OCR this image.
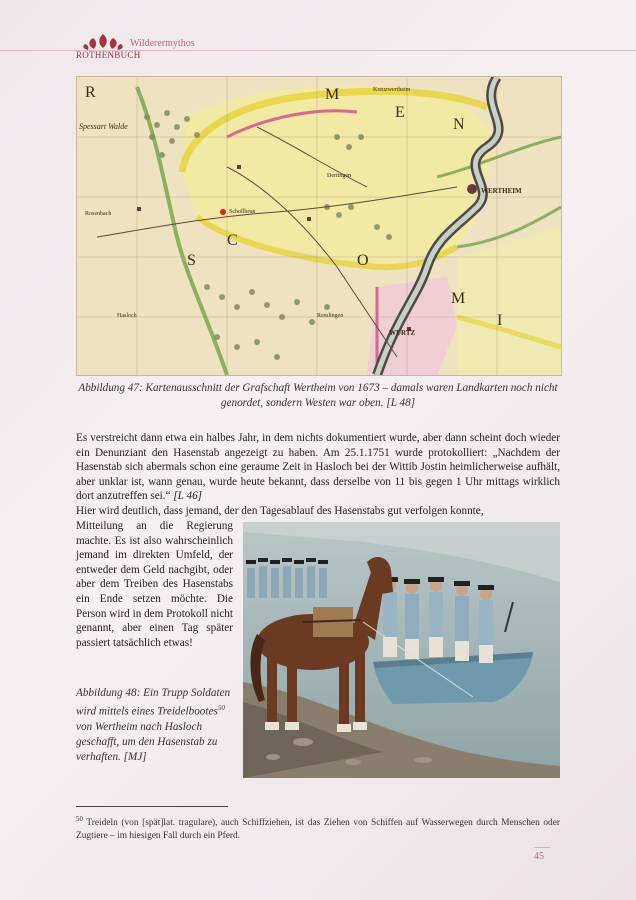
ROTHENBUCH
Wilderermythos
Spessart Walde
WERTHEIM
WURTZ
Rosenbach	Schollbrun
Kreuzwertheim
Hasloch
Dertingen
Remlingen
M
E
N
S
C
M
I
O
R
Abbildung 47: Kartenausschnitt der Grafschaft Wertheim von 1673 – damals waren Landkarten noch nicht genordet, sondern Westen war oben. [L 48]
Es verstreicht dann etwa ein halbes Jahr, in dem nichts dokumentiert wurde, aber dann scheint doch wieder ein Denunziant den Hasenstab angezeigt zu haben. Am 25.1.1751 wurde protokolliert: „Nachdem der Hasenstab sich abermals schon eine geraume Zeit in Hasloch bei der Wittib Jostin heimlicherweise aufhält, aber unklar ist, wann genau, wurde heute bekannt, dass derselbe von 11 bis gegen 1 Uhr mittags wirklich dort anzutreffen sei.“ [L 46]
Hier wird deutlich, dass jemand, der den Tagesablauf des Hasenstabs gut verfolgen konnte,
Mitteilung an die Regierung machte. Es ist also wahrscheinlich jemand im direkten Umfeld, der entweder dem Geld nachgibt, oder aber dem Treiben des Hasenstabs ein Ende setzen möchte. Die Person wird in dem Protokoll nicht genannt, aber einen Tag später passiert tatsächlich etwas!
Abbildung 48: Ein Trupp Soldaten wird mittels eines Treidelbootes$^{50}$ von Wertheim nach Hasloch geschafft, um den Hasenstab zu verhaften. [MJ]
$^{50}$ Treideln (von [spät]lat. tragulare), auch Schiffziehen, ist das Ziehen von Schiffen auf Wasserwegen durch Menschen oder Zugtiere – im hiesigen Fall durch ein Pferd.
45
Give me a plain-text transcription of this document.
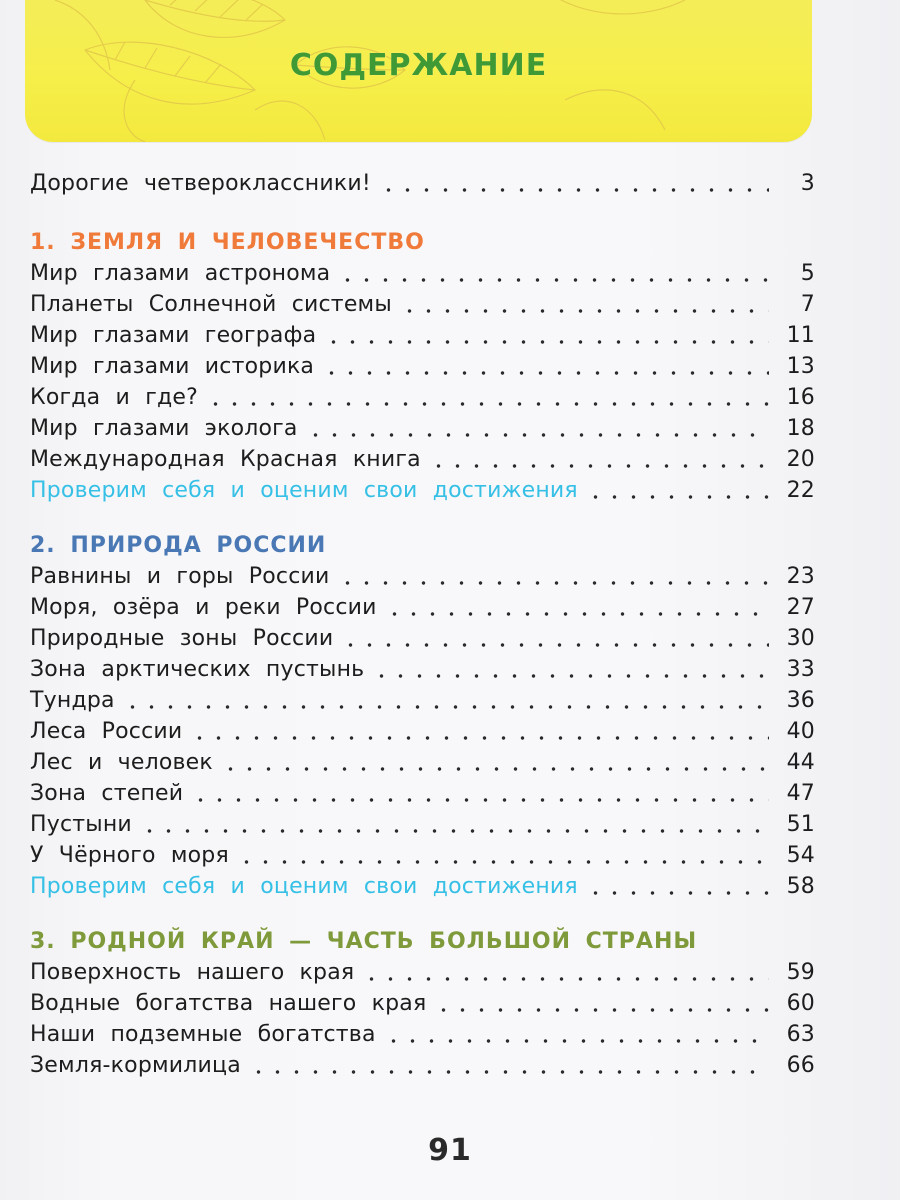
СОДЕРЖАНИЕ
Дорогие четвероклассники!	3
1. ЗЕМЛЯ И ЧЕЛОВЕЧЕСТВО
Мир глазами астронома	5
Планеты Солнечной системы	7
Мир глазами географа	11
Мир глазами историка	13
Когда и где?	16
Мир глазами эколога	18
Международная Красная книга	20
Проверим себя и оценим свои достижения	22
2. ПРИРОДА РОССИИ
Равнины и горы России	23
Моря, озёра и реки России	27
Природные зоны России	30
Зона арктических пустынь	33
Тундра	36
Леса России	40
Лес и человек	44
Зона степей	47
Пустыни	51
У Чёрного моря	54
Проверим себя и оценим свои достижения	58
3. РОДНОЙ КРАЙ — ЧАСТЬ БОЛЬШОЙ СТРАНЫ
Поверхность нашего края	59
Водные богатства нашего края	60
Наши подземные богатства	63
Земля-кормилица	66
91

* * * *

### [What is expected]
Give back each entry exactly as it appears, with no pictures.

### [Finished answer]
OCR this image.
ROTHENBUCH
Wilderermythos
Spessart Walde
WERTHEIM
WURTZ
Rosenbach	Schollbrun
Kreuzwertheim
Hasloch
Dertingen
Remlingen
M
E
N
S
C
M
I
O
R
Abbildung 47: Kartenausschnitt der Grafschaft Wertheim von 1673 – damals waren Landkarten noch nicht genordet, sondern Westen war oben. [L 48]
Es verstreicht dann etwa ein halbes Jahr, in dem nichts dokumentiert wurde, aber dann scheint doch wieder ein Denunziant den Hasenstab angezeigt zu haben. Am 25.1.1751 wurde protokolliert: „Nachdem der Hasenstab sich abermals schon eine geraume Zeit in Hasloch bei der Wittib Jostin heimlicherweise aufhält, aber unklar ist, wann genau, wurde heute bekannt, dass derselbe von 11 bis gegen 1 Uhr mittags wirklich dort anzutreffen sei.“ [L 46]
Hier wird deutlich, dass jemand, der den Tagesablauf des Hasenstabs gut verfolgen konnte,
Mitteilung an die Regierung machte. Es ist also wahrscheinlich jemand im direkten Umfeld, der entweder dem Geld nachgibt, oder aber dem Treiben des Hasenstabs ein Ende setzen möchte. Die Person wird in dem Protokoll nicht genannt, aber einen Tag später passiert tatsächlich etwas!
Abbildung 48: Ein Trupp Soldaten wird mittels eines Treidelbootes$^{50}$ von Wertheim nach Hasloch geschafft, um den Hasenstab zu verhaften. [MJ]
$^{50}$ Treideln (von [spät]lat. tragulare), auch Schiffziehen, ist das Ziehen von Schiffen auf Wasserwegen durch Menschen oder Zugtiere – im hiesigen Fall durch ein Pferd.
45
Give me a plain-text transcription of this document.
СОДЕРЖАНИЕ
Дорогие четвероклассники!	3
1. ЗЕМЛЯ И ЧЕЛОВЕЧЕСТВО
Мир глазами астронома	5
Планеты Солнечной системы	7
Мир глазами географа	11
Мир глазами историка	13
Когда и где?	16
Мир глазами эколога	18
Международная Красная книга	20
Проверим себя и оценим свои достижения	22
2. ПРИРОДА РОССИИ
Равнины и горы России	23
Моря, озёра и реки России	27
Природные зоны России	30
Зона арктических пустынь	33
Тундра	36
Леса России	40
Лес и человек	44
Зона степей	47
Пустыни	51
У Чёрного моря	54
Проверим себя и оценим свои достижения	58
3. РОДНОЙ КРАЙ — ЧАСТЬ БОЛЬШОЙ СТРАНЫ
Поверхность нашего края	59
Водные богатства нашего края	60
Наши подземные богатства	63
Земля-кормилица	66
91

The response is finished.